• [Instructions for the task]: Go through the data below and gather each line containing "pulls".

*** Recorded information

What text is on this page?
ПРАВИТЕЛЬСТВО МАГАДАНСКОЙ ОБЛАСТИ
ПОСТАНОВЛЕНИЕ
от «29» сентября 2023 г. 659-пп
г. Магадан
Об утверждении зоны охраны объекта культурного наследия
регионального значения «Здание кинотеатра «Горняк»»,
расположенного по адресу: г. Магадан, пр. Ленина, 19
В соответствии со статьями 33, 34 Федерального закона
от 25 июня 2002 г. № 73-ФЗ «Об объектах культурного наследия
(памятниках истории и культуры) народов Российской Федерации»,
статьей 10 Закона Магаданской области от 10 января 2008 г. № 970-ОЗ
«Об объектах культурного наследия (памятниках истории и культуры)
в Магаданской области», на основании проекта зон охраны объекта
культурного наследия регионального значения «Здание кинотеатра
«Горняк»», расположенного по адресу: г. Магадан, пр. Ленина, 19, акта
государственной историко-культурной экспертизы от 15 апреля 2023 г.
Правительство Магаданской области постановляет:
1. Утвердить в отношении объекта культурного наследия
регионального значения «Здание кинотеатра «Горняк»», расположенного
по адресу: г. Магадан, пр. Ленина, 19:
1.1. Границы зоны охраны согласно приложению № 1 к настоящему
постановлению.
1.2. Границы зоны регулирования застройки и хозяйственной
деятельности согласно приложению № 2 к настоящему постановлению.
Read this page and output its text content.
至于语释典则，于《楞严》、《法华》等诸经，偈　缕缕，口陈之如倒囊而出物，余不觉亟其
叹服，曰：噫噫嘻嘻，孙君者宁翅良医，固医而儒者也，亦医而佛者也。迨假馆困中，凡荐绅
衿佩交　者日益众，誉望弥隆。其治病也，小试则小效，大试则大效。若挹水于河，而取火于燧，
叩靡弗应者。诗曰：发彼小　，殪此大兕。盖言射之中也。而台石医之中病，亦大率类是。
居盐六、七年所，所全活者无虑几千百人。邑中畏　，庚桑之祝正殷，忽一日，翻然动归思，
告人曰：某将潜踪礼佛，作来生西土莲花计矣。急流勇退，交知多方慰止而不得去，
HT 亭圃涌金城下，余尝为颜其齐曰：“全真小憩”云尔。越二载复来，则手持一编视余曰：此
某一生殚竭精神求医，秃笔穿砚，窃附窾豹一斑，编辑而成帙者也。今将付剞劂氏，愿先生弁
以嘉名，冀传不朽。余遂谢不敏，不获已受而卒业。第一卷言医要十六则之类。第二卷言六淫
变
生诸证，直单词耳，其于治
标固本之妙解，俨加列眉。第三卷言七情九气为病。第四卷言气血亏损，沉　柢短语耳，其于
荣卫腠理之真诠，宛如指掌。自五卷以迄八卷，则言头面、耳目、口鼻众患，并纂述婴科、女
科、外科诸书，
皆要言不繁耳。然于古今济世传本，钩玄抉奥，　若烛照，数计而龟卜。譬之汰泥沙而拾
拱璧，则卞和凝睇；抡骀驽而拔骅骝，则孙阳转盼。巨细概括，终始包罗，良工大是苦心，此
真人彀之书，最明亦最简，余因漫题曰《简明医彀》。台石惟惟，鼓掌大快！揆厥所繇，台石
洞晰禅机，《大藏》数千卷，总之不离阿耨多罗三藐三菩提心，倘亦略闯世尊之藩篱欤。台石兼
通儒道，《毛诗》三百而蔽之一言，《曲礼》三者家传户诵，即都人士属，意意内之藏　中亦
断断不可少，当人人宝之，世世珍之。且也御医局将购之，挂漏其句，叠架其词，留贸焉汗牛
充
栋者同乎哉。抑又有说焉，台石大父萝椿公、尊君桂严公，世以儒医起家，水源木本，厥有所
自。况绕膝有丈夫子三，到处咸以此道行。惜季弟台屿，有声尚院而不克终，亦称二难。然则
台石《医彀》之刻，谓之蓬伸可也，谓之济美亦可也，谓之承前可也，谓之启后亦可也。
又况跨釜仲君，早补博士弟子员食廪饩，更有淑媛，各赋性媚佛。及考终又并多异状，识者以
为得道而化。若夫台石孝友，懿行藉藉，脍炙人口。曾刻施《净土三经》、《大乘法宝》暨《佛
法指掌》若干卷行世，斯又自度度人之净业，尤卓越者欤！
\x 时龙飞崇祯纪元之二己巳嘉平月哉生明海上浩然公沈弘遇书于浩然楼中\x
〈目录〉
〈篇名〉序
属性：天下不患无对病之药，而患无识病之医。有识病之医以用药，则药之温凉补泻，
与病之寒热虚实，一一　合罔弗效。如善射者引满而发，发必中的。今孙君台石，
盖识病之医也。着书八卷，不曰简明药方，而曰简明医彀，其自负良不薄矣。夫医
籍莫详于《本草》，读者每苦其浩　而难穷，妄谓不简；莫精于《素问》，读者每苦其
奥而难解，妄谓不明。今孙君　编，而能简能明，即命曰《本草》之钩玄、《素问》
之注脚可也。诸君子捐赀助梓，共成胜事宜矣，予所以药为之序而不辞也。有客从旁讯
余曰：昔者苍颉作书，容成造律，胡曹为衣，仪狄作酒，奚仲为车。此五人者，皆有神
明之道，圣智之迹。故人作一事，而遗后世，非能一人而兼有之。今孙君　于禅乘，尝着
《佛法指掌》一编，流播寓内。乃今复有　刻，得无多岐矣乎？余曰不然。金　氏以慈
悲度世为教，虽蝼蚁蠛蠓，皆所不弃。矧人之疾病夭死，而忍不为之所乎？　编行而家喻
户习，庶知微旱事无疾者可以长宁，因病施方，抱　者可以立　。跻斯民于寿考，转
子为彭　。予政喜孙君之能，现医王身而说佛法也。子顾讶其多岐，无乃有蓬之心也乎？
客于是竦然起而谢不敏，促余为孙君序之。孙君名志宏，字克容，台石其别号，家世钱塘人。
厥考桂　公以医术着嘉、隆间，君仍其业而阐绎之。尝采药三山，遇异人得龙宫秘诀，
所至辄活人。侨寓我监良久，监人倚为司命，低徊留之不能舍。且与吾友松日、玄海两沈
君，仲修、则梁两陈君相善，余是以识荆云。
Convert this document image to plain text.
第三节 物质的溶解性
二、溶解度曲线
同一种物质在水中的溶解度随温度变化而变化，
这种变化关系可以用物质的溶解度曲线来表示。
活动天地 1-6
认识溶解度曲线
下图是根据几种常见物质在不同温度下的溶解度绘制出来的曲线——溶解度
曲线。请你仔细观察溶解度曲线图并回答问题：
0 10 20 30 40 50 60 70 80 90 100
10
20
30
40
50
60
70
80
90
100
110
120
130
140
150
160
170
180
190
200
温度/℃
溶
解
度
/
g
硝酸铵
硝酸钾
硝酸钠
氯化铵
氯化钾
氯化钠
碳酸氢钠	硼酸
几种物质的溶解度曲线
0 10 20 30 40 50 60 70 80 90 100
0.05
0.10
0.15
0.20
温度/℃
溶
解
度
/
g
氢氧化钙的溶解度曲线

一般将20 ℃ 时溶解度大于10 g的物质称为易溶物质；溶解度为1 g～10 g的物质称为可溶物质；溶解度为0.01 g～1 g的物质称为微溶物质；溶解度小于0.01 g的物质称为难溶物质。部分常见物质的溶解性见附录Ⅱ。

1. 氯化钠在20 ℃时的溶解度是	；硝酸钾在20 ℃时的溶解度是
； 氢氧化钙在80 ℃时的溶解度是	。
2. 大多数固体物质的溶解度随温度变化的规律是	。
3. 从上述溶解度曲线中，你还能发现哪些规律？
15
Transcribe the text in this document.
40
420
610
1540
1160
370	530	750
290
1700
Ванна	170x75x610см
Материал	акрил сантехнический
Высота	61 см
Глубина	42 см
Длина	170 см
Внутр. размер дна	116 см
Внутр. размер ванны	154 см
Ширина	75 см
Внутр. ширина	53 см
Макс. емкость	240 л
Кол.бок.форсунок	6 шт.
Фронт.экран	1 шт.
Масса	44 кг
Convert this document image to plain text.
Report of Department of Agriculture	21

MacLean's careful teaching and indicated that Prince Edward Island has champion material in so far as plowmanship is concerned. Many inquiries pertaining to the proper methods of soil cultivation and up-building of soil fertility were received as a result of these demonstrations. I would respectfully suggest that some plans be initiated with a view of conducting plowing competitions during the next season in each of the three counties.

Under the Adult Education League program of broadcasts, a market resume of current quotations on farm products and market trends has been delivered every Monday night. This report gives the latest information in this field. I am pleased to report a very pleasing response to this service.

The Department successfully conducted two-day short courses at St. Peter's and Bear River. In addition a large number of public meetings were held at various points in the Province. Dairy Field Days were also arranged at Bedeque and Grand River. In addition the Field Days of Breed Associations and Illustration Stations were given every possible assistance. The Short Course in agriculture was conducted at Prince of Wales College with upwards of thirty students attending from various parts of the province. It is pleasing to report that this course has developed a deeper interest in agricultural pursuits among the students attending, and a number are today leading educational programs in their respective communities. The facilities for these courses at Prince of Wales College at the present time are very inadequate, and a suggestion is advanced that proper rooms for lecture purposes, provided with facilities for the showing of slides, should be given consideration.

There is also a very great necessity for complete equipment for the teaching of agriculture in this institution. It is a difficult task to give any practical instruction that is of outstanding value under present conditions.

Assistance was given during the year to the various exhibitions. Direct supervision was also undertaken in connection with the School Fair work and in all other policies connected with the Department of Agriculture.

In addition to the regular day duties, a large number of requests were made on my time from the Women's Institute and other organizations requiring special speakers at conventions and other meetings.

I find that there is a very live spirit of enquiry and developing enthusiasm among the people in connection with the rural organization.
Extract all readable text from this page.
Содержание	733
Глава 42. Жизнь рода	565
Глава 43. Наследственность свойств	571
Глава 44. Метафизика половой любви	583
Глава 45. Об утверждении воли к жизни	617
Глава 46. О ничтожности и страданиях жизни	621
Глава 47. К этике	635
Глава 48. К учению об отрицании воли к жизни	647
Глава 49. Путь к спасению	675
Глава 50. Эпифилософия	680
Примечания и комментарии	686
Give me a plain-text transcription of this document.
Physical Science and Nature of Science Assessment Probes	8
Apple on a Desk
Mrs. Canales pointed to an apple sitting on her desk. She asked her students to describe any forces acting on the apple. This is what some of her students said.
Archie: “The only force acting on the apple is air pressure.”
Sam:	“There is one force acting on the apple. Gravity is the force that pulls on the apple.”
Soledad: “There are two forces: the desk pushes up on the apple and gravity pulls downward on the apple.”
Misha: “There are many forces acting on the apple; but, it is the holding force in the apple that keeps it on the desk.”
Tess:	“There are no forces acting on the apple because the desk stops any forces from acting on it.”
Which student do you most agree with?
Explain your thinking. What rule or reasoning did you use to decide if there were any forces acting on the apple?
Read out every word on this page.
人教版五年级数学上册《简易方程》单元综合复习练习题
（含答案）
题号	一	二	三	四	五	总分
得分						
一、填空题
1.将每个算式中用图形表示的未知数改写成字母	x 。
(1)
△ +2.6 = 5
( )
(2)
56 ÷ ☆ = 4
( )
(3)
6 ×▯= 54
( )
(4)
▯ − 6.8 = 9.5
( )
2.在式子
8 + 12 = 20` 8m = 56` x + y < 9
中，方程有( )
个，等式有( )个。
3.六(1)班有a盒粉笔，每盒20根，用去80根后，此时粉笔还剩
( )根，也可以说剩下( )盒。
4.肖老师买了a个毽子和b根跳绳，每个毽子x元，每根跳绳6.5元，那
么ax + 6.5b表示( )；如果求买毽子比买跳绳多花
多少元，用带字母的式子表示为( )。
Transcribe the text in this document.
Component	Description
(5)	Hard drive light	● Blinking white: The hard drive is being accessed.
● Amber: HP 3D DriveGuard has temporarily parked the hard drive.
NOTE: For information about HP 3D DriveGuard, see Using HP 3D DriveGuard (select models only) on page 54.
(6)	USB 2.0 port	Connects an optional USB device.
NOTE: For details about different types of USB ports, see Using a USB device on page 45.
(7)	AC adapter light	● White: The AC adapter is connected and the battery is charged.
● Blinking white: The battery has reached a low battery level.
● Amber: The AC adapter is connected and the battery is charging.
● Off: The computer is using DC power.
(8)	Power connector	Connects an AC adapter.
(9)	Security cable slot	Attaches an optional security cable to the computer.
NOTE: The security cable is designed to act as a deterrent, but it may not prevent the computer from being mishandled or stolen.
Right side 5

******

• [Reply]:
Sam:	“There is one force acting on the apple. Gravity is the force that pulls on the apple.”
Soledad: “There are two forces: the desk pushes up on the apple and gravity pulls downward on the apple.”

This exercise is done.